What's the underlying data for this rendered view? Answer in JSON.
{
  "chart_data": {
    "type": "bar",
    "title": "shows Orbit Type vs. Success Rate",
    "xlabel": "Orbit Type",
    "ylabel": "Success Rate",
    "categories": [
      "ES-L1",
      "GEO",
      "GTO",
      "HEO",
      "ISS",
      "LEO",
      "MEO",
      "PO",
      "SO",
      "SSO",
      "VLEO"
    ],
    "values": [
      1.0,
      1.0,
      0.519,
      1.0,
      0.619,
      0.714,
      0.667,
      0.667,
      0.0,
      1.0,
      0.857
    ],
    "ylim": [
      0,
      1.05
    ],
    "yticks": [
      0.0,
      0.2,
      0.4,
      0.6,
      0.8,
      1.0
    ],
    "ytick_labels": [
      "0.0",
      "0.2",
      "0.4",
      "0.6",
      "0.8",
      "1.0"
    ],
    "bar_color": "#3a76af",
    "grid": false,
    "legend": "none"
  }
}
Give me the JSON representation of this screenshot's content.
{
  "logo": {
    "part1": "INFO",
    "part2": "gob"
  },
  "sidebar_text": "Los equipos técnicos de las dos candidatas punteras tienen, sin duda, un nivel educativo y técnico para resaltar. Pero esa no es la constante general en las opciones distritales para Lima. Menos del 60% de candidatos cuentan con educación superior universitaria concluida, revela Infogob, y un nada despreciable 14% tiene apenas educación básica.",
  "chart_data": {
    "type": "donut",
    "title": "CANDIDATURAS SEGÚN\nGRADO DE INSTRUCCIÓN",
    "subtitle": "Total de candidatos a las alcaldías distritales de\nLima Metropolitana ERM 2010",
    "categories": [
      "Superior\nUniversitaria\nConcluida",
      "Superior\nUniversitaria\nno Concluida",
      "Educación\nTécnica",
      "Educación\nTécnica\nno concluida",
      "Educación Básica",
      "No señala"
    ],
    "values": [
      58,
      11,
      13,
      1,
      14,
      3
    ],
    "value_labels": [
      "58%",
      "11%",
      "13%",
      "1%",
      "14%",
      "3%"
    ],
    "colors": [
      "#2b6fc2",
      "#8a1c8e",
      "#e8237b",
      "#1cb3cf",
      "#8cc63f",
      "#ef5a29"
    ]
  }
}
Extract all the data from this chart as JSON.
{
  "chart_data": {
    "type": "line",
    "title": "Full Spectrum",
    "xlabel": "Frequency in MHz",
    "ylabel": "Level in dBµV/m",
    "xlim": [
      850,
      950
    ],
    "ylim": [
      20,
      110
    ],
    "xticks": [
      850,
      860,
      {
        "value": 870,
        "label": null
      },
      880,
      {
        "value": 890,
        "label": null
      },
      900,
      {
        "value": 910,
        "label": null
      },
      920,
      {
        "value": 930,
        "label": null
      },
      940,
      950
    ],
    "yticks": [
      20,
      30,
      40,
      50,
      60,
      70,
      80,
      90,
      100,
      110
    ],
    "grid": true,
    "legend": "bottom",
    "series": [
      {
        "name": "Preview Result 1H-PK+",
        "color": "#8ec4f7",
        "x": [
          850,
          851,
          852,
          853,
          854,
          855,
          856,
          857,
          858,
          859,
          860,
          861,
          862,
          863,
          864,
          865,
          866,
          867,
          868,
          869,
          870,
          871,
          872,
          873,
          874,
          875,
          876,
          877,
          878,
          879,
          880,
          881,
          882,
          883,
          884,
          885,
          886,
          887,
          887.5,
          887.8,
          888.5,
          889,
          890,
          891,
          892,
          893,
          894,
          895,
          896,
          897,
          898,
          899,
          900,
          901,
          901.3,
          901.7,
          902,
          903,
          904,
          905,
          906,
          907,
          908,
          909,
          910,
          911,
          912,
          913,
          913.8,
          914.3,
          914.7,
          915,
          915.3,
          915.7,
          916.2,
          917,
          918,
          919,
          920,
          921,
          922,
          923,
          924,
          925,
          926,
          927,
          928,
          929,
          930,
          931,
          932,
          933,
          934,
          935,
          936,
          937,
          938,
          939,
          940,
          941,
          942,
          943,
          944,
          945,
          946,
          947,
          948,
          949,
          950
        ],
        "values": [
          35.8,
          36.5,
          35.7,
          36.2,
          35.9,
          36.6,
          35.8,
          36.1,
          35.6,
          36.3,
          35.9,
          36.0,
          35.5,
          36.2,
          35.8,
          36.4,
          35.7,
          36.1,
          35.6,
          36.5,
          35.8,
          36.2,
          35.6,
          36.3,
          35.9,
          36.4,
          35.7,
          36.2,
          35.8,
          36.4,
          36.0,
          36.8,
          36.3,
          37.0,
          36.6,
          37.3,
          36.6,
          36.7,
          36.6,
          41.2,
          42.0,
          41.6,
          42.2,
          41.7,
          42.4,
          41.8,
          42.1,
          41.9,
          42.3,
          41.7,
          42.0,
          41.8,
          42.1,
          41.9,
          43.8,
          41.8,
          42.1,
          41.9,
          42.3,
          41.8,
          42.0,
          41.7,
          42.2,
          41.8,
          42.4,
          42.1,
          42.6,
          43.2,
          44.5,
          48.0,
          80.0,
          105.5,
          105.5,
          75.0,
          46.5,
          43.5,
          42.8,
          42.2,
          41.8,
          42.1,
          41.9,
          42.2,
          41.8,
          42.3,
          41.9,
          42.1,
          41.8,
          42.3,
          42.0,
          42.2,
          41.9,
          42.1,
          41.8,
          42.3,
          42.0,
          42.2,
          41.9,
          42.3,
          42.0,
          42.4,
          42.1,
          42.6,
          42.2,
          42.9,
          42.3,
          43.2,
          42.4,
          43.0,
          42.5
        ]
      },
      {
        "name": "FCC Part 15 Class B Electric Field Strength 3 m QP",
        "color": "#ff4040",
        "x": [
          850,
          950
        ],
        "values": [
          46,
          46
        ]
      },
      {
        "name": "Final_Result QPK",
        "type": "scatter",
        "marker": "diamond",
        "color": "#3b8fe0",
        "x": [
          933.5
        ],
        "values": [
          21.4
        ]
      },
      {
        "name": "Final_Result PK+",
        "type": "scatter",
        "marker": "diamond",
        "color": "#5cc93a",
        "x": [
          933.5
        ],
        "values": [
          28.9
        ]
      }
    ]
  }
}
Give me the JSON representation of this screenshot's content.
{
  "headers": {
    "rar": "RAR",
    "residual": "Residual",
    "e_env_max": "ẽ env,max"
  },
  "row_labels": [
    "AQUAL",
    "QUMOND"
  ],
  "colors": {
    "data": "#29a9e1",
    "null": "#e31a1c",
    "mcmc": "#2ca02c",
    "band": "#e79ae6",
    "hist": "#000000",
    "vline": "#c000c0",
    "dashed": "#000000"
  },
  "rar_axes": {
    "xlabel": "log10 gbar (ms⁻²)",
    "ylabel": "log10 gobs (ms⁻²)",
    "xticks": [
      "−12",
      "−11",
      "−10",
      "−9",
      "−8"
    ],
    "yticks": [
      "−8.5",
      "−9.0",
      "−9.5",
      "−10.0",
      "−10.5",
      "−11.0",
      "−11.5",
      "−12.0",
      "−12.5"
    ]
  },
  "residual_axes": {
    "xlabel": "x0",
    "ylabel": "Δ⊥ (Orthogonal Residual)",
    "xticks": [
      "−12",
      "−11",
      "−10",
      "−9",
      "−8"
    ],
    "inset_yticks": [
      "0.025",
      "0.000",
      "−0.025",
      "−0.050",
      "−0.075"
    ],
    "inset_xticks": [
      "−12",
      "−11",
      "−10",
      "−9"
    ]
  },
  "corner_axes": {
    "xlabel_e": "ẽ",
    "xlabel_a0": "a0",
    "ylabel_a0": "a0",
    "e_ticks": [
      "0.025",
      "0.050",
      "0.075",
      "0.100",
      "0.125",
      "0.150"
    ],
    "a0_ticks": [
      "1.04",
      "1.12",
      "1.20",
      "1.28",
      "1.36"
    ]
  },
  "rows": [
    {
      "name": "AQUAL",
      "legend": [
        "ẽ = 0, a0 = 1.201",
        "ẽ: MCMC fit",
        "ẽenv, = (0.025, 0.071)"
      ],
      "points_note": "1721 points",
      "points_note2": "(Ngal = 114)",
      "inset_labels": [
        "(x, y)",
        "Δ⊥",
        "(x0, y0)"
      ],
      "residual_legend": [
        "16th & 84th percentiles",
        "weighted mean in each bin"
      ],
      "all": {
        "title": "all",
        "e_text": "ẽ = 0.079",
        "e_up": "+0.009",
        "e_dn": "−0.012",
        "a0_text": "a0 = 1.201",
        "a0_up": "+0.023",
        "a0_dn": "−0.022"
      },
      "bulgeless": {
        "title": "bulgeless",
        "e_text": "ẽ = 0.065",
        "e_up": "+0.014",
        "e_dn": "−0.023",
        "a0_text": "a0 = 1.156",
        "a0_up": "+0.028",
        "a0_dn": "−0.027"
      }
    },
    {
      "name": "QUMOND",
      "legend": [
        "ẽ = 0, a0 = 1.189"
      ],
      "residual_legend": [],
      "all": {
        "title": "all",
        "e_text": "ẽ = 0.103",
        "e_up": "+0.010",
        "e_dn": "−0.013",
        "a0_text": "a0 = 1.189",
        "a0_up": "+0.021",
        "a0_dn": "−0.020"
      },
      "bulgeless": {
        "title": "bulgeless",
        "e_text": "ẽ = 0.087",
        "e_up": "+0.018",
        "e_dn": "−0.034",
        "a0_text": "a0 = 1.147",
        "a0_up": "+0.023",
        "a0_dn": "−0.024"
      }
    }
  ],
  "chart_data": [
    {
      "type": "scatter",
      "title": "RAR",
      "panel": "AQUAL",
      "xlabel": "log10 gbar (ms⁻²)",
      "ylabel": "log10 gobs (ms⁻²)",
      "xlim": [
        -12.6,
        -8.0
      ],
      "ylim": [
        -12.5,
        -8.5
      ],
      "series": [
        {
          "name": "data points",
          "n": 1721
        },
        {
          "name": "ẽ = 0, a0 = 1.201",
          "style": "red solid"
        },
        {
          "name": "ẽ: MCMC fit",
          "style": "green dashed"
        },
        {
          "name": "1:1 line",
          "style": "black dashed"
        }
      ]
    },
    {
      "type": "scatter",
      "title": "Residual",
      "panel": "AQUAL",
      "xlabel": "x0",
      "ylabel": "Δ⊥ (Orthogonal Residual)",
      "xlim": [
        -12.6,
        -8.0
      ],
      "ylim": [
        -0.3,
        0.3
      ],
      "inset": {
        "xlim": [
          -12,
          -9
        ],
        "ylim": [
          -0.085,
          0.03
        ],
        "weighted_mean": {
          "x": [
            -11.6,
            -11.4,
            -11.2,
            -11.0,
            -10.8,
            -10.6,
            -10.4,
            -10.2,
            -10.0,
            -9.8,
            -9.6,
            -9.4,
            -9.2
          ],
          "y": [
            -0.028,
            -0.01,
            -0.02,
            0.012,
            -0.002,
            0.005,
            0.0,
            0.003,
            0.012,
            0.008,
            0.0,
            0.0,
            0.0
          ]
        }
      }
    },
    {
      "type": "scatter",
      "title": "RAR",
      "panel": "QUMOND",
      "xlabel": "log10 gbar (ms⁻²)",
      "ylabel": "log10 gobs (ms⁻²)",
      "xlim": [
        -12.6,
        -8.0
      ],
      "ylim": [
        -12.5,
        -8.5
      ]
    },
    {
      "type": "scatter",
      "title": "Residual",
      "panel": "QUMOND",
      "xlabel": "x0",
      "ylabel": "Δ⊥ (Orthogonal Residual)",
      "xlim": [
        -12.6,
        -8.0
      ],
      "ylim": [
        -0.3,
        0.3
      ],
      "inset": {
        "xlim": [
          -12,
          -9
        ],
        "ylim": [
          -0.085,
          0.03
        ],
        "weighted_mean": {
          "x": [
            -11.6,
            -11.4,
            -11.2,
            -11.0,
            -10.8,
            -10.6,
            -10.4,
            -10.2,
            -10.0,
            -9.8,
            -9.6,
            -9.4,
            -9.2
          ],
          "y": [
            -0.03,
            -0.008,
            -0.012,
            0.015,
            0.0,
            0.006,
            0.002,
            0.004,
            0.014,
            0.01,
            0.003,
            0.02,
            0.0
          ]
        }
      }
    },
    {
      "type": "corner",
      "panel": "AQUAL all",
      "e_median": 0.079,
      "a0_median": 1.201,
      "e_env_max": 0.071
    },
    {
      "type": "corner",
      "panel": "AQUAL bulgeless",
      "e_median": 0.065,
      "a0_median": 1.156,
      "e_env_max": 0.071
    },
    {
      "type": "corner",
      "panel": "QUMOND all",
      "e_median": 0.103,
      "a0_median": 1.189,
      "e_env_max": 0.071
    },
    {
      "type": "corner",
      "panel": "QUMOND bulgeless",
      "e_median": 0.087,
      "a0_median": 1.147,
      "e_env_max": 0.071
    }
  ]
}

- REQUEST: Copy every line of the listing containing the string "candidatos".

- TASK RESPONSE:
  "sidebar_text": "Los equipos técnicos de las dos candidatas punteras tienen, sin duda, un nivel educativo y técnico para resaltar. Pero esa no es la constante general en las opciones distritales para Lima. Menos del 60% de candidatos cuentan con educación superior universitaria concluida, revela Infogob, y un nada despreciable 14% tiene apenas educación básica.",
    "subtitle": "Total de candidatos a las alcaldías distritales de\nLima Metropolitana ERM 2010",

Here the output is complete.